*Directions for this task*.
Repeat the entries below exactly as they appear, with no pictures.

*Given records*.
## begin

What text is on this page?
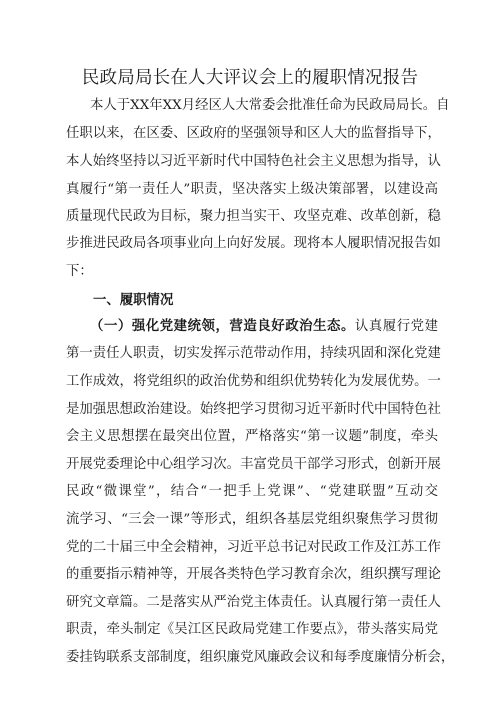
民政局局长在人大评议会上的履职情况报告
本人于XX年XX月经区人大常委会批准任命为民政局局长。自
任职以来，在区委、区政府的坚强领导和区人大的监督指导下，
本人始终坚持以习近平新时代中国特色社会主义思想为指导，认
真履行“第一责任人”职责，坚决落实上级决策部署，以建设高
质量现代民政为目标，聚力担当实干、攻坚克难、改革创新，稳
步推进民政局各项事业向上向好发展。现将本人履职情况报告如
下：
一、履职情况
（一）强化党建统领，营造良好政治生态。认真履行党建
第一责任人职责，切实发挥示范带动作用，持续巩固和深化党建
工作成效，将党组织的政治优势和组织优势转化为发展优势。一
是加强思想政治建设。始终把学习贯彻习近平新时代中国特色社
会主义思想摆在最突出位置，严格落实“第一议题”制度，牵头
开展党委理论中心组学习次。丰富党员干部学习形式，创新开展
民政“微课堂”，结合“一把手上党课”、“党建联盟”互动交
流学习、“三会一课”等形式，组织各基层党组织聚焦学习贯彻
党的二十届三中全会精神，习近平总书记对民政工作及江苏工作
的重要指示精神等，开展各类特色学习教育余次，组织撰写理论
研究文章篇。二是落实从严治党主体责任。认真履行第一责任人
职责，牵头制定《吴江区民政局党建工作要点》，带头落实局党
委挂钩联系支部制度，组织廉党风廉政会议和每季度廉情分析会，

## end

*Result below*.
What text is on this page?
民政局局长在人大评议会上的履职情况报告
本人于XX年XX月经区人大常委会批准任命为民政局局长。自
任职以来，在区委、区政府的坚强领导和区人大的监督指导下，
本人始终坚持以习近平新时代中国特色社会主义思想为指导，认
真履行“第一责任人”职责，坚决落实上级决策部署，以建设高
质量现代民政为目标，聚力担当实干、攻坚克难、改革创新，稳
步推进民政局各项事业向上向好发展。现将本人履职情况报告如
下：
一、履职情况
（一）强化党建统领，营造良好政治生态。认真履行党建
第一责任人职责，切实发挥示范带动作用，持续巩固和深化党建
工作成效，将党组织的政治优势和组织优势转化为发展优势。一
是加强思想政治建设。始终把学习贯彻习近平新时代中国特色社
会主义思想摆在最突出位置，严格落实“第一议题”制度，牵头
开展党委理论中心组学习次。丰富党员干部学习形式，创新开展
民政“微课堂”，结合“一把手上党课”、“党建联盟”互动交
流学习、“三会一课”等形式，组织各基层党组织聚焦学习贯彻
党的二十届三中全会精神，习近平总书记对民政工作及江苏工作
的重要指示精神等，开展各类特色学习教育余次，组织撰写理论
研究文章篇。二是落实从严治党主体责任。认真履行第一责任人
职责，牵头制定《吴江区民政局党建工作要点》，带头落实局党
委挂钩联系支部制度，组织廉党风廉政会议和每季度廉情分析会，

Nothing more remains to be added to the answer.